- **Instructions to follow**: Write out all the entries word for word and omit any pictures.

- **Entries supplied**:
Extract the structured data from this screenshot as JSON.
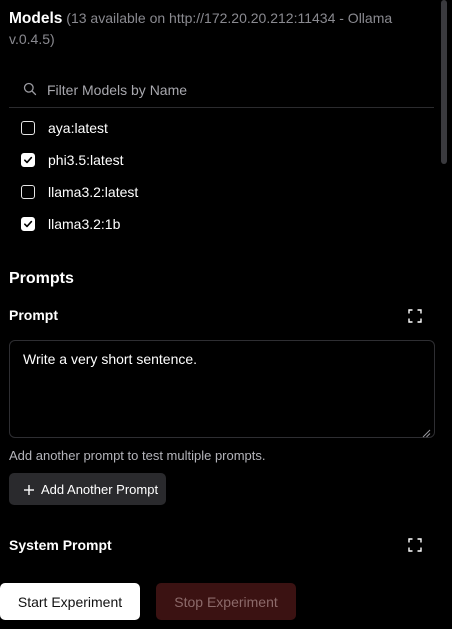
{
  "models": {
    "title": "Models",
    "subtitle": "(13 available on http://172.20.20.212:11434 - Ollama v.0.4.5)",
    "filter_placeholder": "Filter Models by Name",
    "items": [
      {
        "label": "aya:latest",
        "checked": false
      },
      {
        "label": "phi3.5:latest",
        "checked": true
      },
      {
        "label": "llama3.2:latest",
        "checked": false
      },
      {
        "label": "llama3.2:1b",
        "checked": true
      }
    ]
  },
  "prompts": {
    "section_title": "Prompts",
    "prompt_label": "Prompt",
    "prompt_value": "Write a very short sentence.",
    "helper_text": "Add another prompt to test multiple prompts.",
    "add_button_label": "Add Another Prompt",
    "system_prompt_label": "System Prompt"
  },
  "actions": {
    "start_label": "Start Experiment",
    "stop_label": "Stop Experiment"
  },
  "icons": {
    "search": "search-icon",
    "expand": "expand-icon",
    "plus": "plus-icon",
    "check": "check-icon"
  },
  "colors": {
    "background": "#000000",
    "muted_text": "#8a8a90",
    "secondary_button": "#2a2a2d",
    "stop_button": "#3b1212",
    "start_button": "#ffffff"
  }
}
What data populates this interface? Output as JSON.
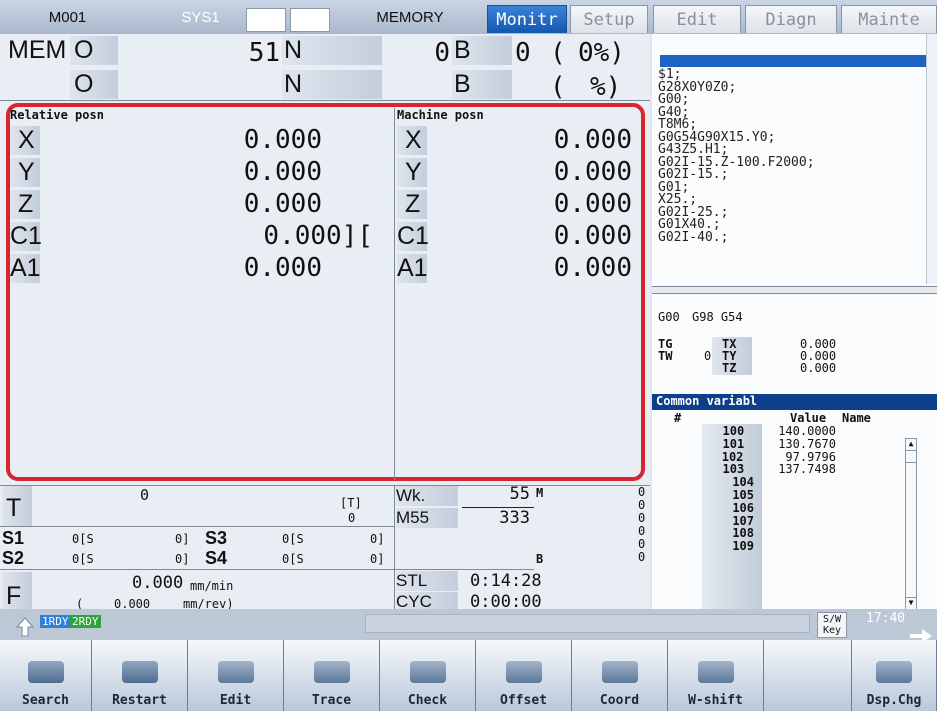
{
  "topbar": {
    "program": "M001",
    "sys": "SYS1",
    "mode": "MEMORY",
    "tabs": [
      "Monitr",
      "Setup",
      "Edit",
      "Diagn",
      "Mainte"
    ]
  },
  "status": {
    "row1": {
      "mode": "MEM",
      "o_label": "O",
      "o_val": "51",
      "n_label": "N",
      "n_val": "0",
      "b_label": "B",
      "b_val": "0",
      "paren": "(",
      "pct": "0%)"
    },
    "row2": {
      "o_label": "O",
      "n_label": "N",
      "b_label": "B",
      "paren": "(",
      "pct": "%)"
    }
  },
  "relative": {
    "title": "Relative posn",
    "rows": [
      {
        "axis": "X",
        "value": "0.000"
      },
      {
        "axis": "Y",
        "value": "0.000"
      },
      {
        "axis": "Z",
        "value": "0.000"
      },
      {
        "axis": "C1",
        "value": "0.000]["
      },
      {
        "axis": "A1",
        "value": "0.000"
      }
    ]
  },
  "machine": {
    "title": "Machine posn",
    "rows": [
      {
        "axis": "X",
        "value": "0.000"
      },
      {
        "axis": "Y",
        "value": "0.000"
      },
      {
        "axis": "Z",
        "value": "0.000"
      },
      {
        "axis": "C1",
        "value": "0.000"
      },
      {
        "axis": "A1",
        "value": "0.000"
      }
    ]
  },
  "program_lines": [
    "$1;",
    "G28X0Y0Z0;",
    "G00;",
    "G40;",
    "T8M6;",
    "G0G54G90X15.Y0;",
    "G43Z5.H1;",
    "G02I-15.Z-100.F2000;",
    "G02I-15.;",
    "G01;",
    "X25.;",
    "G02I-25.;",
    "G01X40.;",
    "G02I-40.;"
  ],
  "modal": {
    "codes": [
      "G00",
      "G98 G54"
    ],
    "tg": "TG",
    "tw": "TW",
    "tw_val": "0",
    "tx": "TX",
    "ty": "TY",
    "tz": "TZ",
    "tx_val": "0.000",
    "ty_val": "0.000",
    "tz_val": "0.000"
  },
  "common": {
    "title": "Common variabl",
    "col_num": "#",
    "col_val": "Value",
    "col_name": "Name",
    "rows": [
      {
        "n": "100",
        "v": "140.0000"
      },
      {
        "n": "101",
        "v": "130.7670"
      },
      {
        "n": "102",
        "v": "97.9796"
      },
      {
        "n": "103",
        "v": "137.7498"
      },
      {
        "n": "104",
        "v": ""
      },
      {
        "n": "105",
        "v": ""
      },
      {
        "n": "106",
        "v": ""
      },
      {
        "n": "107",
        "v": ""
      },
      {
        "n": "108",
        "v": ""
      },
      {
        "n": "109",
        "v": ""
      }
    ]
  },
  "tool": {
    "t_label": "T",
    "t_val": "0",
    "t_br": "[T]",
    "t_br_val": "0",
    "s1": "S1",
    "s1v": "0[S",
    "s1b": "0]",
    "s3": "S3",
    "s3v": "0[S",
    "s3b": "0]",
    "s2": "S2",
    "s2v": "0[S",
    "s2b": "0]",
    "s4": "S4",
    "s4v": "0[S",
    "s4b": "0]",
    "f": "F",
    "f_val": "0.000",
    "f_unit": "mm/min",
    "f_paren": "(",
    "f_val2": "0.000",
    "f_unit2": "mm/rev)"
  },
  "work": {
    "wk": "Wk.",
    "wk_val": "55",
    "m55": "M55",
    "m55_val": "333",
    "m": "M",
    "b": "B",
    "zeros": [
      "0",
      "0",
      "0",
      "0",
      "0",
      "0"
    ],
    "stl": "STL",
    "stl_val": "0:14:28",
    "cyc": "CYC",
    "cyc_val": "0:00:00"
  },
  "bottombar": {
    "rdy1": "1RDY",
    "rdy2": "2RDY",
    "sw": "S/W",
    "key": "Key",
    "time": "17:40"
  },
  "softkeys": [
    "Search",
    "Restart",
    "Edit",
    "Trace",
    "Check",
    "Offset",
    "Coord",
    "W-shift",
    "",
    "Dsp.Chg"
  ],
  "colors": {
    "highlight_border": "#d7262f",
    "active_tab": "#1a60bf"
  }
}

- **Output of the task**:
Extract the structured data from this screenshot as JSON.
{
  "models": {
    "title": "Models",
    "subtitle": "(13 available on http://172.20.20.212:11434 - Ollama v.0.4.5)",
    "filter_placeholder": "Filter Models by Name",
    "items": [
      {
        "label": "aya:latest",
        "checked": false
      },
      {
        "label": "phi3.5:latest",
        "checked": true
      },
      {
        "label": "llama3.2:latest",
        "checked": false
      },
      {
        "label": "llama3.2:1b",
        "checked": true
      }
    ]
  },
  "prompts": {
    "section_title": "Prompts",
    "prompt_label": "Prompt",
    "prompt_value": "Write a very short sentence.",
    "helper_text": "Add another prompt to test multiple prompts.",
    "add_button_label": "Add Another Prompt",
    "system_prompt_label": "System Prompt"
  },
  "actions": {
    "start_label": "Start Experiment",
    "stop_label": "Stop Experiment"
  },
  "icons": {
    "search": "search-icon",
    "expand": "expand-icon",
    "plus": "plus-icon",
    "check": "check-icon"
  },
  "colors": {
    "background": "#000000",
    "muted_text": "#8a8a90",
    "secondary_button": "#2a2a2d",
    "stop_button": "#3b1212",
    "start_button": "#ffffff"
  }
}
What data populates this interface? Output as JSON.
{
  "topbar": {
    "program": "M001",
    "sys": "SYS1",
    "mode": "MEMORY",
    "tabs": [
      "Monitr",
      "Setup",
      "Edit",
      "Diagn",
      "Mainte"
    ]
  },
  "status": {
    "row1": {
      "mode": "MEM",
      "o_label": "O",
      "o_val": "51",
      "n_label": "N",
      "n_val": "0",
      "b_label": "B",
      "b_val": "0",
      "paren": "(",
      "pct": "0%)"
    },
    "row2": {
      "o_label": "O",
      "n_label": "N",
      "b_label": "B",
      "paren": "(",
      "pct": "%)"
    }
  },
  "relative": {
    "title": "Relative posn",
    "rows": [
      {
        "axis": "X",
        "value": "0.000"
      },
      {
        "axis": "Y",
        "value": "0.000"
      },
      {
        "axis": "Z",
        "value": "0.000"
      },
      {
        "axis": "C1",
        "value": "0.000]["
      },
      {
        "axis": "A1",
        "value": "0.000"
      }
    ]
  },
  "machine": {
    "title": "Machine posn",
    "rows": [
      {
        "axis": "X",
        "value": "0.000"
      },
      {
        "axis": "Y",
        "value": "0.000"
      },
      {
        "axis": "Z",
        "value": "0.000"
      },
      {
        "axis": "C1",
        "value": "0.000"
      },
      {
        "axis": "A1",
        "value": "0.000"
      }
    ]
  },
  "program_lines": [
    "$1;",
    "G28X0Y0Z0;",
    "G00;",
    "G40;",
    "T8M6;",
    "G0G54G90X15.Y0;",
    "G43Z5.H1;",
    "G02I-15.Z-100.F2000;",
    "G02I-15.;",
    "G01;",
    "X25.;",
    "G02I-25.;",
    "G01X40.;",
    "G02I-40.;"
  ],
  "modal": {
    "codes": [
      "G00",
      "G98 G54"
    ],
    "tg": "TG",
    "tw": "TW",
    "tw_val": "0",
    "tx": "TX",
    "ty": "TY",
    "tz": "TZ",
    "tx_val": "0.000",
    "ty_val": "0.000",
    "tz_val": "0.000"
  },
  "common": {
    "title": "Common variabl",
    "col_num": "#",
    "col_val": "Value",
    "col_name": "Name",
    "rows": [
      {
        "n": "100",
        "v": "140.0000"
      },
      {
        "n": "101",
        "v": "130.7670"
      },
      {
        "n": "102",
        "v": "97.9796"
      },
      {
        "n": "103",
        "v": "137.7498"
      },
      {
        "n": "104",
        "v": ""
      },
      {
        "n": "105",
        "v": ""
      },
      {
        "n": "106",
        "v": ""
      },
      {
        "n": "107",
        "v": ""
      },
      {
        "n": "108",
        "v": ""
      },
      {
        "n": "109",
        "v": ""
      }
    ]
  },
  "tool": {
    "t_label": "T",
    "t_val": "0",
    "t_br": "[T]",
    "t_br_val": "0",
    "s1": "S1",
    "s1v": "0[S",
    "s1b": "0]",
    "s3": "S3",
    "s3v": "0[S",
    "s3b": "0]",
    "s2": "S2",
    "s2v": "0[S",
    "s2b": "0]",
    "s4": "S4",
    "s4v": "0[S",
    "s4b": "0]",
    "f": "F",
    "f_val": "0.000",
    "f_unit": "mm/min",
    "f_paren": "(",
    "f_val2": "0.000",
    "f_unit2": "mm/rev)"
  },
  "work": {
    "wk": "Wk.",
    "wk_val": "55",
    "m55": "M55",
    "m55_val": "333",
    "m": "M",
    "b": "B",
    "zeros": [
      "0",
      "0",
      "0",
      "0",
      "0",
      "0"
    ],
    "stl": "STL",
    "stl_val": "0:14:28",
    "cyc": "CYC",
    "cyc_val": "0:00:00"
  },
  "bottombar": {
    "rdy1": "1RDY",
    "rdy2": "2RDY",
    "sw": "S/W",
    "key": "Key",
    "time": "17:40"
  },
  "softkeys": [
    "Search",
    "Restart",
    "Edit",
    "Trace",
    "Check",
    "Offset",
    "Coord",
    "W-shift",
    "",
    "Dsp.Chg"
  ],
  "colors": {
    "highlight_border": "#d7262f",
    "active_tab": "#1a60bf"
  }
}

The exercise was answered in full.